## START EXTRACTED TEXT

After the fall of Mecca, more than one million square
miles of land lay at his feet, Lord of Arabia, he mended his own shoes
and coarse woolen garments, milked the goats, swept the hearth, kindled
the fire and attended the other menial offices of the family. The entire
town of Medina where he lived grew wealthy in the later days of his
life. Everywhere there was gold and silver in plenty and yet in those
days of prosperity many weeks would elapse without a fire being kindled
in the hearth of the king of Arabia, His food being dates and water. His
family would go hungry many nights successively because they could not
get anything to eat in the evening. He slept on no soften bed but on a
palm mat, after a long busy day to spend most of his night in prayer,
often bursting with tears before his creator to grant him strength to
discharge his duties. As the reports go, his voice would get choked with
weeping and it would appear as if a cooking pot was on fire and boiling
had commenced. On the very day of his death his only assets were few
coins a part of which went to satisfy a debt and rest was given to a
needy person who came to his house for charity. The clothes in which he
breathed his last had many patches. The house from where light had
spread to the world was in darkness because there was no oil in the
lamp.
Circumstances changed, but the prophet of God did
not. In victory or in defeat, in power or in adversity, in affluence or
in indigence, he is the same man, disclosed the same character. Like all
the ways and laws of God, Prophets of God are unchangeable.
An honest man, as the saying goes, is the noblest
work of God, Mohammad was more than honest. He was human to the
marrow of his bones. Human sympathy, human love was the music of his
soul. To serve man, to elevate man, to purify man, to educate man, in a
word to humanize man-this was the object of his mission, the be-all and
end all of his life. In thought, in word, in action he had the good of
humanity as his sole inspiration, his sole guiding principle.
He was most unostentatious and selfless to the core.
What were the titles he assumed? Only true servant of God and His
Messenger. Servant first, and then a messenger. A Messenger and prophet
like many other prophets in every part of the world, some known to you,
many not known you. If one does not believe in any of these truths one
ceases to be a Muslim. It is an article of faith.

## END EXTRACTED TEXT
## START COLLECTED MATERIAL

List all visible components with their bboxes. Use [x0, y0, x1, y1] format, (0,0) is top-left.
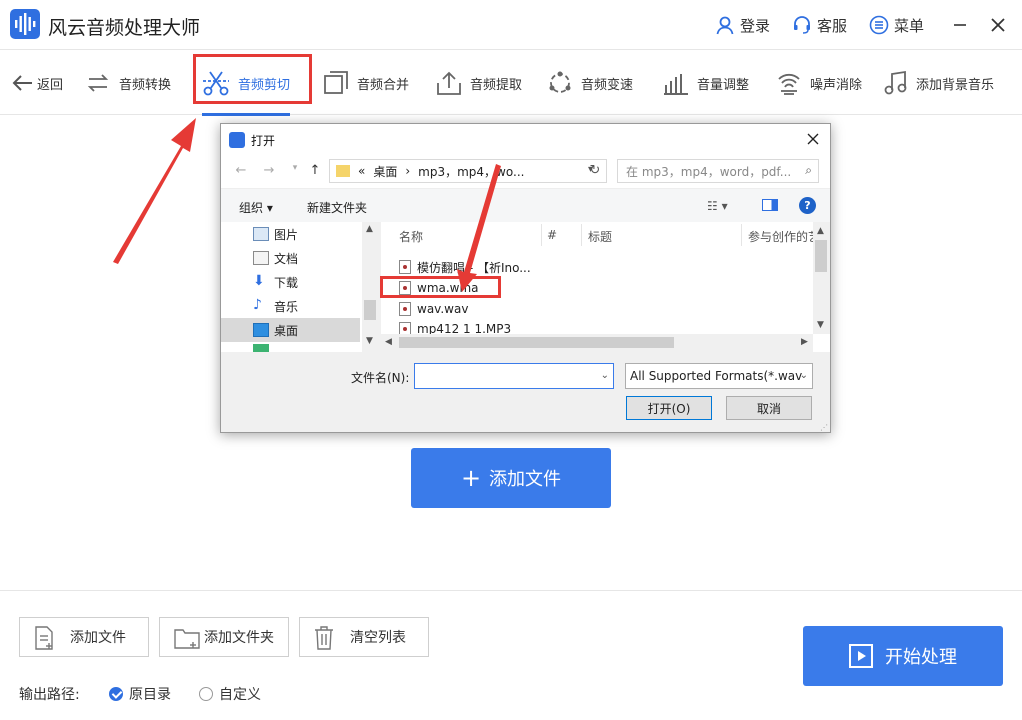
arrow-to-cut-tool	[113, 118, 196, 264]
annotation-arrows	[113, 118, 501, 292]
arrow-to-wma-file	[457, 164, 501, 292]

## END COLLECTED MATERIAL

[DIRECTIVE]: In the passage about the prophet Mohammad, what did he sleep on instead of a soft bed?

[TASK SOLUTION]: A palm mat.